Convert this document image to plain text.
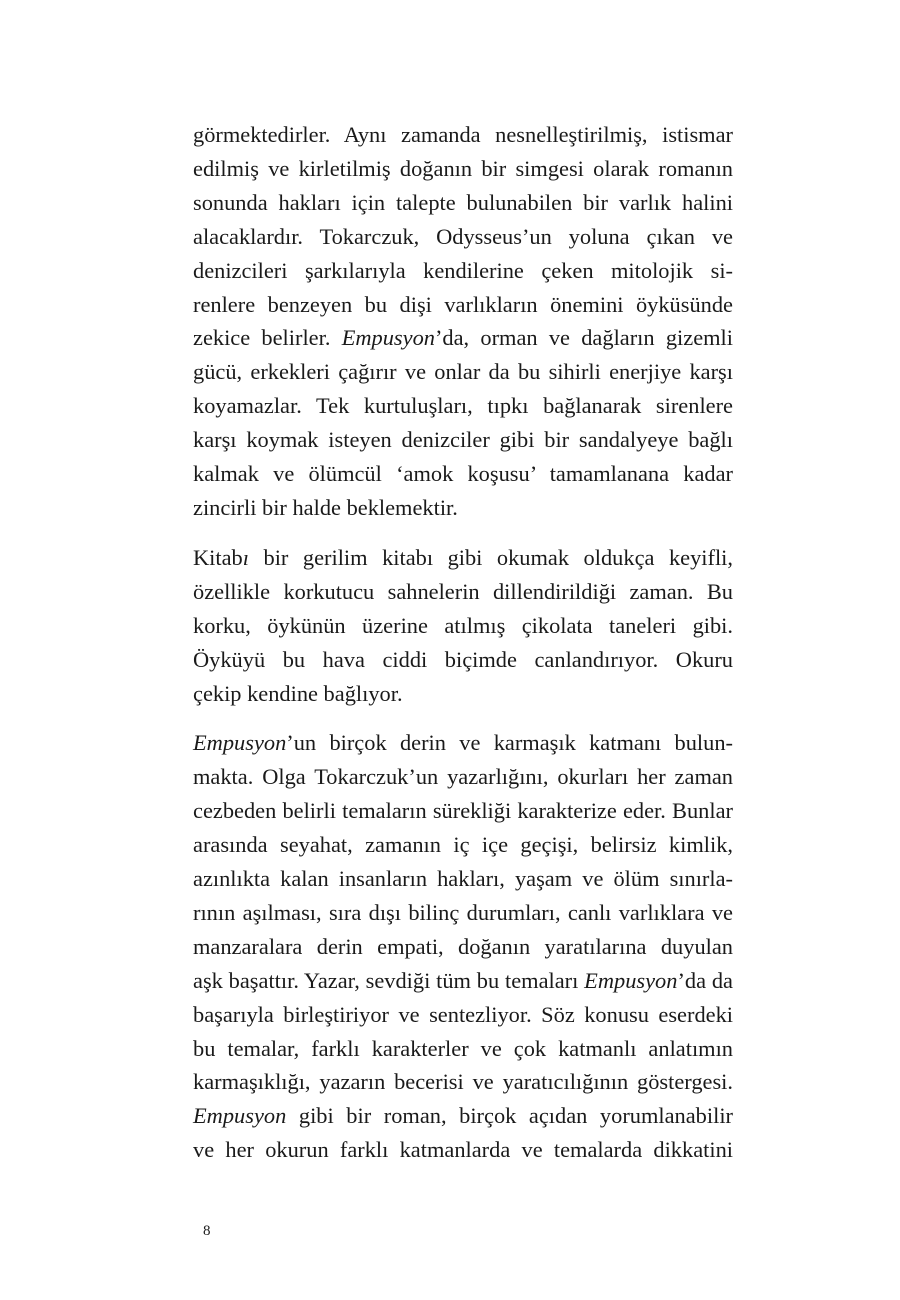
görmektedirler. Aynı zamanda nesnelleştirilmiş, istismar
edilmiş ve kirletilmiş doğanın bir simgesi olarak romanın
sonunda hakları için talepte bulunabilen bir varlık halini
alacaklardır. Tokarczuk, Odysseus’un yoluna çıkan ve
denizcileri şarkılarıyla kendilerine çeken mitolojik si-
renlere benzeyen bu dişi varlıkların önemini öyküsünde
zekice belirler. Empusyon’da, orman ve dağların gizemli
gücü, erkekleri çağırır ve onlar da bu sihirli enerjiye karşı
koyamazlar. Tek kurtuluşları, tıpkı bağlanarak sirenlere
karşı koymak isteyen denizciler gibi bir sandalyeye bağlı
kalmak ve ölümcül ‘amok koşusu’ tamamlanana kadar
zincirli bir halde beklemektir.
Kitabı bir gerilim kitabı gibi okumak oldukça keyifli,
özellikle korkutucu sahnelerin dillendirildiği zaman. Bu
korku, öykünün üzerine atılmış çikolata taneleri gibi.
Öyküyü bu hava ciddi biçimde canlandırıyor. Okuru
çekip kendine bağlıyor.
Empusyon’un birçok derin ve karmaşık katmanı bulun-
makta. Olga Tokarczuk’un yazarlığını, okurları her zaman
cezbeden belirli temaların sürekliği karakterize eder. Bunlar
arasında seyahat, zamanın iç içe geçişi, belirsiz kimlik,
azınlıkta kalan insanların hakları, yaşam ve ölüm sınırla-
rının aşılması, sıra dışı bilinç durumları, canlı varlıklara ve
manzaralara derin empati, doğanın yaratılarına duyulan
aşk başattır. Yazar, sevdiği tüm bu temaları Empusyon’da da
başarıyla birleştiriyor ve sentezliyor. Söz konusu eserdeki
bu temalar, farklı karakterler ve çok katmanlı anlatımın
karmaşıklığı, yazarın becerisi ve yaratıcılığının göstergesi.
Empusyon gibi bir roman, birçok açıdan yorumlanabilir
ve her okurun farklı katmanlarda ve temalarda dikkatini
8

- - - -

REQUIRED TASK: Quote the records above in full, dropping each picture.

SOLUTION FOR THIS PROBLEM:
Convert this document image to plain text.
görmektedirler. Aynı zamanda nesnelleştirilmiş, istismar
edilmiş ve kirletilmiş doğanın bir simgesi olarak romanın
sonunda hakları için talepte bulunabilen bir varlık halini
alacaklardır. Tokarczuk, Odysseus’un yoluna çıkan ve
denizcileri şarkılarıyla kendilerine çeken mitolojik si-
renlere benzeyen bu dişi varlıkların önemini öyküsünde
zekice belirler. Empusyon’da, orman ve dağların gizemli
gücü, erkekleri çağırır ve onlar da bu sihirli enerjiye karşı
koyamazlar. Tek kurtuluşları, tıpkı bağlanarak sirenlere
karşı koymak isteyen denizciler gibi bir sandalyeye bağlı
kalmak ve ölümcül ‘amok koşusu’ tamamlanana kadar
zincirli bir halde beklemektir.
Kitabı bir gerilim kitabı gibi okumak oldukça keyifli,
özellikle korkutucu sahnelerin dillendirildiği zaman. Bu
korku, öykünün üzerine atılmış çikolata taneleri gibi.
Öyküyü bu hava ciddi biçimde canlandırıyor. Okuru
çekip kendine bağlıyor.
Empusyon’un birçok derin ve karmaşık katmanı bulun-
makta. Olga Tokarczuk’un yazarlığını, okurları her zaman
cezbeden belirli temaların sürekliği karakterize eder. Bunlar
arasında seyahat, zamanın iç içe geçişi, belirsiz kimlik,
azınlıkta kalan insanların hakları, yaşam ve ölüm sınırla-
rının aşılması, sıra dışı bilinç durumları, canlı varlıklara ve
manzaralara derin empati, doğanın yaratılarına duyulan
aşk başattır. Yazar, sevdiği tüm bu temaları Empusyon’da da
başarıyla birleştiriyor ve sentezliyor. Söz konusu eserdeki
bu temalar, farklı karakterler ve çok katmanlı anlatımın
karmaşıklığı, yazarın becerisi ve yaratıcılığının göstergesi.
Empusyon gibi bir roman, birçok açıdan yorumlanabilir
ve her okurun farklı katmanlarda ve temalarda dikkatini
8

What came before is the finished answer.